§ Aim:
Reproduce every entry exactly.

Figure contents as structured data

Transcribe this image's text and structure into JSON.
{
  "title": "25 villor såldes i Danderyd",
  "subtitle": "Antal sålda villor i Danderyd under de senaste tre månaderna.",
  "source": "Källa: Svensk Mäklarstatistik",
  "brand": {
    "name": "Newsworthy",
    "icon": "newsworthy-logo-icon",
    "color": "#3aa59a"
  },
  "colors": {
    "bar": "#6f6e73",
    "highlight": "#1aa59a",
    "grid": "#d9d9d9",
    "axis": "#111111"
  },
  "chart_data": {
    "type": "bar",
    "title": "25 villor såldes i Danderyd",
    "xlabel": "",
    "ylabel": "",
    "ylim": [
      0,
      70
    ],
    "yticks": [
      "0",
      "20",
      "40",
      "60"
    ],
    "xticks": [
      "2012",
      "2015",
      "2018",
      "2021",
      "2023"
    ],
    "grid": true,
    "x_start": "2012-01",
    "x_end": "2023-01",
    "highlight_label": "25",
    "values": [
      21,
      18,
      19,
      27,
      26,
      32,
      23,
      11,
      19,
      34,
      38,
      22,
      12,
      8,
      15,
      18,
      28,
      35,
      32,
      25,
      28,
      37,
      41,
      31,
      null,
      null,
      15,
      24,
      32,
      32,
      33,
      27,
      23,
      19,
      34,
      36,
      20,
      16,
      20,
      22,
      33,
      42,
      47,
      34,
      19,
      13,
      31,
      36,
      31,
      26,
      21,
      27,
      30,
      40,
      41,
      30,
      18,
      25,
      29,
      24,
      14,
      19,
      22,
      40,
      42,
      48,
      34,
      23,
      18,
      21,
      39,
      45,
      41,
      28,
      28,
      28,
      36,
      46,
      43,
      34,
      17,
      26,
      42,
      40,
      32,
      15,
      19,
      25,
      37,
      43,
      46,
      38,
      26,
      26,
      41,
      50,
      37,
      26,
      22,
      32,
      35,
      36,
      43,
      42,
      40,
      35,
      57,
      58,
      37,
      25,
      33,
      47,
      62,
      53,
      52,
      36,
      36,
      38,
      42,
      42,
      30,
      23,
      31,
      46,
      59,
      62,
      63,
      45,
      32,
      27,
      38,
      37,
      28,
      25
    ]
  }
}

§ Output of the task:
Transcribe this image's text and structure into JSON.
{
  "title": "25 villor såldes i Danderyd",
  "subtitle": "Antal sålda villor i Danderyd under de senaste tre månaderna.",
  "source": "Källa: Svensk Mäklarstatistik",
  "brand": {
    "name": "Newsworthy",
    "icon": "newsworthy-logo-icon",
    "color": "#3aa59a"
  },
  "colors": {
    "bar": "#6f6e73",
    "highlight": "#1aa59a",
    "grid": "#d9d9d9",
    "axis": "#111111"
  },
  "chart_data": {
    "type": "bar",
    "title": "25 villor såldes i Danderyd",
    "xlabel": "",
    "ylabel": "",
    "ylim": [
      0,
      70
    ],
    "yticks": [
      "0",
      "20",
      "40",
      "60"
    ],
    "xticks": [
      "2012",
      "2015",
      "2018",
      "2021",
      "2023"
    ],
    "grid": true,
    "x_start": "2012-01",
    "x_end": "2023-01",
    "highlight_label": "25",
    "values": [
      21,
      18,
      19,
      27,
      26,
      32,
      23,
      11,
      19,
      34,
      38,
      22,
      12,
      8,
      15,
      18,
      28,
      35,
      32,
      25,
      28,
      37,
      41,
      31,
      null,
      null,
      15,
      24,
      32,
      32,
      33,
      27,
      23,
      19,
      34,
      36,
      20,
      16,
      20,
      22,
      33,
      42,
      47,
      34,
      19,
      13,
      31,
      36,
      31,
      26,
      21,
      27,
      30,
      40,
      41,
      30,
      18,
      25,
      29,
      24,
      14,
      19,
      22,
      40,
      42,
      48,
      34,
      23,
      18,
      21,
      39,
      45,
      41,
      28,
      28,
      28,
      36,
      46,
      43,
      34,
      17,
      26,
      42,
      40,
      32,
      15,
      19,
      25,
      37,
      43,
      46,
      38,
      26,
      26,
      41,
      50,
      37,
      26,
      22,
      32,
      35,
      36,
      43,
      42,
      40,
      35,
      57,
      58,
      37,
      25,
      33,
      47,
      62,
      53,
      52,
      36,
      36,
      38,
      42,
      42,
      30,
      23,
      31,
      46,
      59,
      62,
      63,
      45,
      32,
      27,
      38,
      37,
      28,
      25
    ]
  }
}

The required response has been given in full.